### Given data ###

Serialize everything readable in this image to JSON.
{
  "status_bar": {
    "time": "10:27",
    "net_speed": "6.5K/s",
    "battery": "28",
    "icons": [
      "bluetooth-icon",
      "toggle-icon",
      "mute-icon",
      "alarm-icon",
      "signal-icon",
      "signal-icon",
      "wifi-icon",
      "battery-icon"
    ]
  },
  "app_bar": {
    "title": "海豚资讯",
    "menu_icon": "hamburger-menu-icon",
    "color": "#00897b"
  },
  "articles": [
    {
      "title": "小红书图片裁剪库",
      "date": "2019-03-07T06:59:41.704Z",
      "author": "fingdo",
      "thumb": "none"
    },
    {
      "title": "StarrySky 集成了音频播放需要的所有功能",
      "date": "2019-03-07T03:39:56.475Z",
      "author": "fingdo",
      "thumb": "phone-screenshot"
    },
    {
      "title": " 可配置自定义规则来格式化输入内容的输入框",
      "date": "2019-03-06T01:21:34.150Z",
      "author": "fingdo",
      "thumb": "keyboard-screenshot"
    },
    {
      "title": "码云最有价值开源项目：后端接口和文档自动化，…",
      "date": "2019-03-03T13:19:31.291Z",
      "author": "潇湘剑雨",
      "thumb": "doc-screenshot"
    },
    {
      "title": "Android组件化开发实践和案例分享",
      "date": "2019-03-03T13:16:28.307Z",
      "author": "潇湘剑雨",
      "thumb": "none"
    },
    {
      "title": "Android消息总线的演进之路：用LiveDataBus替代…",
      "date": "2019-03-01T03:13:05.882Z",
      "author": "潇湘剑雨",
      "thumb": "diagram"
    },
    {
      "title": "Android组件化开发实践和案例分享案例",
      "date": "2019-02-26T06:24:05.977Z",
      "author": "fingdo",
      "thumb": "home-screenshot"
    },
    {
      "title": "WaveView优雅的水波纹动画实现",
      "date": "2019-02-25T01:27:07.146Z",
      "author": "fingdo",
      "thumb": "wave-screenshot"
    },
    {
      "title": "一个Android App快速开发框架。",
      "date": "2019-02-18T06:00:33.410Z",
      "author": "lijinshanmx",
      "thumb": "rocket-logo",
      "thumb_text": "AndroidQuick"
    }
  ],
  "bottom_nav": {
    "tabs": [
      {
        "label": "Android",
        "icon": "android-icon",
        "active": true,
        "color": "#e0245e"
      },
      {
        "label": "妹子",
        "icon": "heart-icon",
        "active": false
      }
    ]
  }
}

###

* _Written problem_: From the listing above, extract all records word for word.

* _The completed task_:
Serialize everything readable in this image to JSON.
{
  "status_bar": {
    "time": "10:27",
    "net_speed": "6.5K/s",
    "battery": "28",
    "icons": [
      "bluetooth-icon",
      "toggle-icon",
      "mute-icon",
      "alarm-icon",
      "signal-icon",
      "signal-icon",
      "wifi-icon",
      "battery-icon"
    ]
  },
  "app_bar": {
    "title": "海豚资讯",
    "menu_icon": "hamburger-menu-icon",
    "color": "#00897b"
  },
  "articles": [
    {
      "title": "小红书图片裁剪库",
      "date": "2019-03-07T06:59:41.704Z",
      "author": "fingdo",
      "thumb": "none"
    },
    {
      "title": "StarrySky 集成了音频播放需要的所有功能",
      "date": "2019-03-07T03:39:56.475Z",
      "author": "fingdo",
      "thumb": "phone-screenshot"
    },
    {
      "title": " 可配置自定义规则来格式化输入内容的输入框",
      "date": "2019-03-06T01:21:34.150Z",
      "author": "fingdo",
      "thumb": "keyboard-screenshot"
    },
    {
      "title": "码云最有价值开源项目：后端接口和文档自动化，…",
      "date": "2019-03-03T13:19:31.291Z",
      "author": "潇湘剑雨",
      "thumb": "doc-screenshot"
    },
    {
      "title": "Android组件化开发实践和案例分享",
      "date": "2019-03-03T13:16:28.307Z",
      "author": "潇湘剑雨",
      "thumb": "none"
    },
    {
      "title": "Android消息总线的演进之路：用LiveDataBus替代…",
      "date": "2019-03-01T03:13:05.882Z",
      "author": "潇湘剑雨",
      "thumb": "diagram"
    },
    {
      "title": "Android组件化开发实践和案例分享案例",
      "date": "2019-02-26T06:24:05.977Z",
      "author": "fingdo",
      "thumb": "home-screenshot"
    },
    {
      "title": "WaveView优雅的水波纹动画实现",
      "date": "2019-02-25T01:27:07.146Z",
      "author": "fingdo",
      "thumb": "wave-screenshot"
    },
    {
      "title": "一个Android App快速开发框架。",
      "date": "2019-02-18T06:00:33.410Z",
      "author": "lijinshanmx",
      "thumb": "rocket-logo",
      "thumb_text": "AndroidQuick"
    }
  ],
  "bottom_nav": {
    "tabs": [
      {
        "label": "Android",
        "icon": "android-icon",
        "active": true,
        "color": "#e0245e"
      },
      {
        "label": "妹子",
        "icon": "heart-icon",
        "active": false
      }
    ]
  }
}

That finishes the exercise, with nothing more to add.